(Records contained in a dataset)
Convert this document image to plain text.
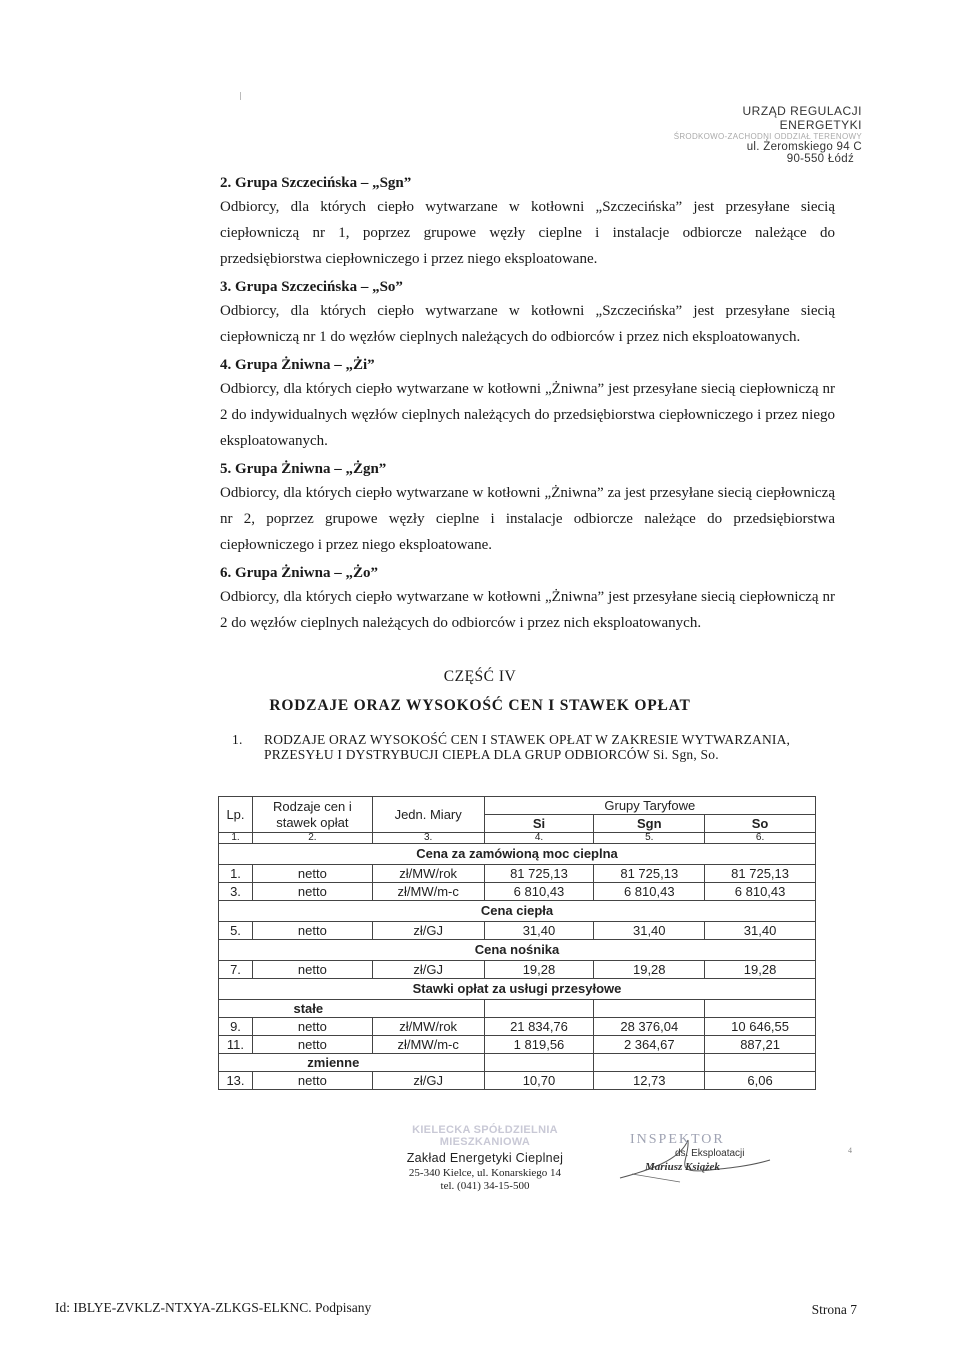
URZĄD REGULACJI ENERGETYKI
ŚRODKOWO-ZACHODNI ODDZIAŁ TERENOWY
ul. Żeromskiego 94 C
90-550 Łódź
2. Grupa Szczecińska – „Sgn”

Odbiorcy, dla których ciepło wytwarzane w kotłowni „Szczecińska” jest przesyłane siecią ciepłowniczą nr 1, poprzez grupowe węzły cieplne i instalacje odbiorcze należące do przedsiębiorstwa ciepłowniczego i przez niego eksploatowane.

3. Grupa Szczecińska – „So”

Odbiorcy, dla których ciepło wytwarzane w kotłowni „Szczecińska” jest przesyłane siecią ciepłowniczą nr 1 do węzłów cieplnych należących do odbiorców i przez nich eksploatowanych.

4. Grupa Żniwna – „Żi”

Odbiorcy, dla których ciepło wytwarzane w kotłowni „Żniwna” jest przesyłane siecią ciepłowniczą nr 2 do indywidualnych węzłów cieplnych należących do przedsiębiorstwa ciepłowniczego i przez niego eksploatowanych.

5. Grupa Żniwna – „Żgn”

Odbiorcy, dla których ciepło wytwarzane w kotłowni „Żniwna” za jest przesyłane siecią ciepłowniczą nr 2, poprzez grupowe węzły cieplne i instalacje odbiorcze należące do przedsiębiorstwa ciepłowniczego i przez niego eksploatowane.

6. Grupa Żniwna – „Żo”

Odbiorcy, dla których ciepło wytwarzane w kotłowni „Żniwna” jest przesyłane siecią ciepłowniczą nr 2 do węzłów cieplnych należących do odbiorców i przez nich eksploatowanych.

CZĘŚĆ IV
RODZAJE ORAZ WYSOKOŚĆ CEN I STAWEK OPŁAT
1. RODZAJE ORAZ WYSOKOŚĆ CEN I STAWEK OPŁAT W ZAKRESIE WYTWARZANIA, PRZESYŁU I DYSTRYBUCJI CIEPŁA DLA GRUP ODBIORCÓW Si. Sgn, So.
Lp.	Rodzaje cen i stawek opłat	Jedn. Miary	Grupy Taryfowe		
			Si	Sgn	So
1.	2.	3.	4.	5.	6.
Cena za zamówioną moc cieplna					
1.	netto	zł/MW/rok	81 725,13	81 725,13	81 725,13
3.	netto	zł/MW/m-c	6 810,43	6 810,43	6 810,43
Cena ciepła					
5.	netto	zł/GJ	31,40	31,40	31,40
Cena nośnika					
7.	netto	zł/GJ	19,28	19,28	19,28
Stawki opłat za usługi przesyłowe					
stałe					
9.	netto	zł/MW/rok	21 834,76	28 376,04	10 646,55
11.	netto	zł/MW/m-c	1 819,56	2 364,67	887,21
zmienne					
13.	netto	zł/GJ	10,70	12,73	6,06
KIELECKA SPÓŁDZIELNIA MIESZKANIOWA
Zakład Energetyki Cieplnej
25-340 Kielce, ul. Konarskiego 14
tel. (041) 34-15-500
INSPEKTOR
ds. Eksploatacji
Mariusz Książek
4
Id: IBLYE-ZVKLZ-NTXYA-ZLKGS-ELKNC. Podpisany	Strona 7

▶ **Work to do**
Exclude the pictures, and transcribe all of the material exactly.

▶ **The reply**
Convert this document image to plain text.
URZĄD REGULACJI ENERGETYKI
ŚRODKOWO-ZACHODNI ODDZIAŁ TERENOWY
ul. Żeromskiego 94 C
90-550 Łódź
2. Grupa Szczecińska – „Sgn”

Odbiorcy, dla których ciepło wytwarzane w kotłowni „Szczecińska” jest przesyłane siecią ciepłowniczą nr 1, poprzez grupowe węzły cieplne i instalacje odbiorcze należące do przedsiębiorstwa ciepłowniczego i przez niego eksploatowane.

3. Grupa Szczecińska – „So”

Odbiorcy, dla których ciepło wytwarzane w kotłowni „Szczecińska” jest przesyłane siecią ciepłowniczą nr 1 do węzłów cieplnych należących do odbiorców i przez nich eksploatowanych.

4. Grupa Żniwna – „Żi”

Odbiorcy, dla których ciepło wytwarzane w kotłowni „Żniwna” jest przesyłane siecią ciepłowniczą nr 2 do indywidualnych węzłów cieplnych należących do przedsiębiorstwa ciepłowniczego i przez niego eksploatowanych.

5. Grupa Żniwna – „Żgn”

Odbiorcy, dla których ciepło wytwarzane w kotłowni „Żniwna” za jest przesyłane siecią ciepłowniczą nr 2, poprzez grupowe węzły cieplne i instalacje odbiorcze należące do przedsiębiorstwa ciepłowniczego i przez niego eksploatowane.

6. Grupa Żniwna – „Żo”

Odbiorcy, dla których ciepło wytwarzane w kotłowni „Żniwna” jest przesyłane siecią ciepłowniczą nr 2 do węzłów cieplnych należących do odbiorców i przez nich eksploatowanych.

CZĘŚĆ IV
RODZAJE ORAZ WYSOKOŚĆ CEN I STAWEK OPŁAT
1. RODZAJE ORAZ WYSOKOŚĆ CEN I STAWEK OPŁAT W ZAKRESIE WYTWARZANIA, PRZESYŁU I DYSTRYBUCJI CIEPŁA DLA GRUP ODBIORCÓW Si. Sgn, So.
Lp.	Rodzaje cen i stawek opłat	Jedn. Miary	Grupy Taryfowe		
			Si	Sgn	So
1.	2.	3.	4.	5.	6.
Cena za zamówioną moc cieplna					
1.	netto	zł/MW/rok	81 725,13	81 725,13	81 725,13
3.	netto	zł/MW/m-c	6 810,43	6 810,43	6 810,43
Cena ciepła					
5.	netto	zł/GJ	31,40	31,40	31,40
Cena nośnika					
7.	netto	zł/GJ	19,28	19,28	19,28
Stawki opłat za usługi przesyłowe					
stałe					
9.	netto	zł/MW/rok	21 834,76	28 376,04	10 646,55
11.	netto	zł/MW/m-c	1 819,56	2 364,67	887,21
zmienne					
13.	netto	zł/GJ	10,70	12,73	6,06
KIELECKA SPÓŁDZIELNIA MIESZKANIOWA
Zakład Energetyki Cieplnej
25-340 Kielce, ul. Konarskiego 14
tel. (041) 34-15-500
INSPEKTOR
ds. Eksploatacji
Mariusz Książek
4
Id: IBLYE-ZVKLZ-NTXYA-ZLKGS-ELKNC. Podpisany	Strona 7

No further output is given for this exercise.